◆ Instruction
Reproduce each record exactly.
——
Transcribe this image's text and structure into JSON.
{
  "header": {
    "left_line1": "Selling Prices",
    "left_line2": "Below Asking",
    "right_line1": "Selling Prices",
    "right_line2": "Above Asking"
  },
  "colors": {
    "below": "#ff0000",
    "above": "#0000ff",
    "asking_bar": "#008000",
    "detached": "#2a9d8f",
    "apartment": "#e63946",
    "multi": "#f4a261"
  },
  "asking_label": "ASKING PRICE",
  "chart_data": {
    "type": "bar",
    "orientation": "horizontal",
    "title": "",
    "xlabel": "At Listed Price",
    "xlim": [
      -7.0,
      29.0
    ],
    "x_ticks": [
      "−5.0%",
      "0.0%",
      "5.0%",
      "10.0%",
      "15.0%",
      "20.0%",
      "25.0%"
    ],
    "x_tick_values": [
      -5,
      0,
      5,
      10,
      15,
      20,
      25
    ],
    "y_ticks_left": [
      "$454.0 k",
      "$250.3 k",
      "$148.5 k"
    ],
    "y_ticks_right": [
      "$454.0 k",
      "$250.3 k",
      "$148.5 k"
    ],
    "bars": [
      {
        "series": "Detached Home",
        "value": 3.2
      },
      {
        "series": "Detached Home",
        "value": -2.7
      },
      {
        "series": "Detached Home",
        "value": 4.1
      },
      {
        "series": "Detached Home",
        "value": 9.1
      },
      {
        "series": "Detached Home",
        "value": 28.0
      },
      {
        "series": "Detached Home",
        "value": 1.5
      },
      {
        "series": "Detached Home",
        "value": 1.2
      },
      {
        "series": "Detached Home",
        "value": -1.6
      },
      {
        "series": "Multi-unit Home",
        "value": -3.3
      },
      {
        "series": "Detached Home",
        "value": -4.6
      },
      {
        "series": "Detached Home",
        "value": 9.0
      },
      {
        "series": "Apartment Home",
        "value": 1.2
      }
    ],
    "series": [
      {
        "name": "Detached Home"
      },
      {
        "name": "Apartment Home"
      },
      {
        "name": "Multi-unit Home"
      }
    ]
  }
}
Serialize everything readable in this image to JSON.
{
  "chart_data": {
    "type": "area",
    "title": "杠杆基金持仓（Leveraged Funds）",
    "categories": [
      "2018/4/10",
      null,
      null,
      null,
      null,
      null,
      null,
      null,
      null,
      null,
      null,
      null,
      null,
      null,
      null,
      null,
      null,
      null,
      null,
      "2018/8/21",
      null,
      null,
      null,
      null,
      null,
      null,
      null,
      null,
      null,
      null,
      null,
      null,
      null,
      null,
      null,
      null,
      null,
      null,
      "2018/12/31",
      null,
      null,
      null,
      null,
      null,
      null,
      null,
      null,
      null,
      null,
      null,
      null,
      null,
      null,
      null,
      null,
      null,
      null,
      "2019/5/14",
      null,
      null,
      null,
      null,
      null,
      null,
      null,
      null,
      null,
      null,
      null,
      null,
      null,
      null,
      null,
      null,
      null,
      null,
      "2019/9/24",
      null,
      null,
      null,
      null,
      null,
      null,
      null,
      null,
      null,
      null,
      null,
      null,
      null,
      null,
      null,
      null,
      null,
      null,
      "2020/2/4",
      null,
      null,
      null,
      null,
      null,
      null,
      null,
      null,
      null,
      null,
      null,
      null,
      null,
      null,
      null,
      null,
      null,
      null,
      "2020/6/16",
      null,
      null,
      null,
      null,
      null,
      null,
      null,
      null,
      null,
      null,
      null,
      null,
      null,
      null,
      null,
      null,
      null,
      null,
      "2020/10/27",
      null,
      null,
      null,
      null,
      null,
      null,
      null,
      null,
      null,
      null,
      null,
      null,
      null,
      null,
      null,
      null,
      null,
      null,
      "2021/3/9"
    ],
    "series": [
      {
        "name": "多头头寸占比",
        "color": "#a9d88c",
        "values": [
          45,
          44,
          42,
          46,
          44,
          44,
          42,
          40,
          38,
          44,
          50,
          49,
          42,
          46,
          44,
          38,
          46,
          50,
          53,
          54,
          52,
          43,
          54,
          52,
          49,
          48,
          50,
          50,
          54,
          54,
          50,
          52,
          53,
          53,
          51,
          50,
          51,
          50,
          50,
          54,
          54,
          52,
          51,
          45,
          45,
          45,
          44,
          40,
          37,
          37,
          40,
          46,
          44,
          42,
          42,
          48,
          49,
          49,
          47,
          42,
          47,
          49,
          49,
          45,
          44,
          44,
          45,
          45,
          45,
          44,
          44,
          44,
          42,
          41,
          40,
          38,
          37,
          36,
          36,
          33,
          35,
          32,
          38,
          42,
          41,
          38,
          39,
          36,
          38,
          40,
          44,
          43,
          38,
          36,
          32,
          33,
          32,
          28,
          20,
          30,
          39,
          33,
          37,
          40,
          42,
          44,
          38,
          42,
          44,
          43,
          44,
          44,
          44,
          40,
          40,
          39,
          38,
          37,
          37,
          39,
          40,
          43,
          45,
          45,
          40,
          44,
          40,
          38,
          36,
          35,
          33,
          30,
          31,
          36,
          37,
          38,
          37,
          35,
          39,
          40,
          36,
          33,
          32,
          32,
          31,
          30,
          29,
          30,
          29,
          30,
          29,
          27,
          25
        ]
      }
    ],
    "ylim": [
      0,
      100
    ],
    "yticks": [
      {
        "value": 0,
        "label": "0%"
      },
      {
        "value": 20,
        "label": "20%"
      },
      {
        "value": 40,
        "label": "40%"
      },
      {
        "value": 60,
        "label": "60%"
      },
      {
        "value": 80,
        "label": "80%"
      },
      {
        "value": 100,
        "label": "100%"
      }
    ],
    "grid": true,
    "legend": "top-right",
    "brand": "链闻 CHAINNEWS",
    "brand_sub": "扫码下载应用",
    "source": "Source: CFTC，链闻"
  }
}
——
◆ Exercise answer
Transcribe this image's text and structure into JSON.
{
  "header": {
    "left_line1": "Selling Prices",
    "left_line2": "Below Asking",
    "right_line1": "Selling Prices",
    "right_line2": "Above Asking"
  },
  "colors": {
    "below": "#ff0000",
    "above": "#0000ff",
    "asking_bar": "#008000",
    "detached": "#2a9d8f",
    "apartment": "#e63946",
    "multi": "#f4a261"
  },
  "asking_label": "ASKING PRICE",
  "chart_data": {
    "type": "bar",
    "orientation": "horizontal",
    "title": "",
    "xlabel": "At Listed Price",
    "xlim": [
      -7.0,
      29.0
    ],
    "x_ticks": [
      "−5.0%",
      "0.0%",
      "5.0%",
      "10.0%",
      "15.0%",
      "20.0%",
      "25.0%"
    ],
    "x_tick_values": [
      -5,
      0,
      5,
      10,
      15,
      20,
      25
    ],
    "y_ticks_left": [
      "$454.0 k",
      "$250.3 k",
      "$148.5 k"
    ],
    "y_ticks_right": [
      "$454.0 k",
      "$250.3 k",
      "$148.5 k"
    ],
    "bars": [
      {
        "series": "Detached Home",
        "value": 3.2
      },
      {
        "series": "Detached Home",
        "value": -2.7
      },
      {
        "series": "Detached Home",
        "value": 4.1
      },
      {
        "series": "Detached Home",
        "value": 9.1
      },
      {
        "series": "Detached Home",
        "value": 28.0
      },
      {
        "series": "Detached Home",
        "value": 1.5
      },
      {
        "series": "Detached Home",
        "value": 1.2
      },
      {
        "series": "Detached Home",
        "value": -1.6
      },
      {
        "series": "Multi-unit Home",
        "value": -3.3
      },
      {
        "series": "Detached Home",
        "value": -4.6
      },
      {
        "series": "Detached Home",
        "value": 9.0
      },
      {
        "series": "Apartment Home",
        "value": 1.2
      }
    ],
    "series": [
      {
        "name": "Detached Home"
      },
      {
        "name": "Apartment Home"
      },
      {
        "name": "Multi-unit Home"
      }
    ]
  }
}
Serialize everything readable in this image to JSON.
{
  "chart_data": {
    "type": "area",
    "title": "杠杆基金持仓（Leveraged Funds）",
    "categories": [
      "2018/4/10",
      null,
      null,
      null,
      null,
      null,
      null,
      null,
      null,
      null,
      null,
      null,
      null,
      null,
      null,
      null,
      null,
      null,
      null,
      "2018/8/21",
      null,
      null,
      null,
      null,
      null,
      null,
      null,
      null,
      null,
      null,
      null,
      null,
      null,
      null,
      null,
      null,
      null,
      null,
      "2018/12/31",
      null,
      null,
      null,
      null,
      null,
      null,
      null,
      null,
      null,
      null,
      null,
      null,
      null,
      null,
      null,
      null,
      null,
      null,
      "2019/5/14",
      null,
      null,
      null,
      null,
      null,
      null,
      null,
      null,
      null,
      null,
      null,
      null,
      null,
      null,
      null,
      null,
      null,
      null,
      "2019/9/24",
      null,
      null,
      null,
      null,
      null,
      null,
      null,
      null,
      null,
      null,
      null,
      null,
      null,
      null,
      null,
      null,
      null,
      null,
      "2020/2/4",
      null,
      null,
      null,
      null,
      null,
      null,
      null,
      null,
      null,
      null,
      null,
      null,
      null,
      null,
      null,
      null,
      null,
      null,
      "2020/6/16",
      null,
      null,
      null,
      null,
      null,
      null,
      null,
      null,
      null,
      null,
      null,
      null,
      null,
      null,
      null,
      null,
      null,
      null,
      "2020/10/27",
      null,
      null,
      null,
      null,
      null,
      null,
      null,
      null,
      null,
      null,
      null,
      null,
      null,
      null,
      null,
      null,
      null,
      null,
      "2021/3/9"
    ],
    "series": [
      {
        "name": "多头头寸占比",
        "color": "#a9d88c",
        "values": [
          45,
          44,
          42,
          46,
          44,
          44,
          42,
          40,
          38,
          44,
          50,
          49,
          42,
          46,
          44,
          38,
          46,
          50,
          53,
          54,
          52,
          43,
          54,
          52,
          49,
          48,
          50,
          50,
          54,
          54,
          50,
          52,
          53,
          53,
          51,
          50,
          51,
          50,
          50,
          54,
          54,
          52,
          51,
          45,
          45,
          45,
          44,
          40,
          37,
          37,
          40,
          46,
          44,
          42,
          42,
          48,
          49,
          49,
          47,
          42,
          47,
          49,
          49,
          45,
          44,
          44,
          45,
          45,
          45,
          44,
          44,
          44,
          42,
          41,
          40,
          38,
          37,
          36,
          36,
          33,
          35,
          32,
          38,
          42,
          41,
          38,
          39,
          36,
          38,
          40,
          44,
          43,
          38,
          36,
          32,
          33,
          32,
          28,
          20,
          30,
          39,
          33,
          37,
          40,
          42,
          44,
          38,
          42,
          44,
          43,
          44,
          44,
          44,
          40,
          40,
          39,
          38,
          37,
          37,
          39,
          40,
          43,
          45,
          45,
          40,
          44,
          40,
          38,
          36,
          35,
          33,
          30,
          31,
          36,
          37,
          38,
          37,
          35,
          39,
          40,
          36,
          33,
          32,
          32,
          31,
          30,
          29,
          30,
          29,
          30,
          29,
          27,
          25
        ]
      }
    ],
    "ylim": [
      0,
      100
    ],
    "yticks": [
      {
        "value": 0,
        "label": "0%"
      },
      {
        "value": 20,
        "label": "20%"
      },
      {
        "value": 40,
        "label": "40%"
      },
      {
        "value": 60,
        "label": "60%"
      },
      {
        "value": 80,
        "label": "80%"
      },
      {
        "value": 100,
        "label": "100%"
      }
    ],
    "grid": true,
    "legend": "top-right",
    "brand": "链闻 CHAINNEWS",
    "brand_sub": "扫码下载应用",
    "source": "Source: CFTC，链闻"
  }
}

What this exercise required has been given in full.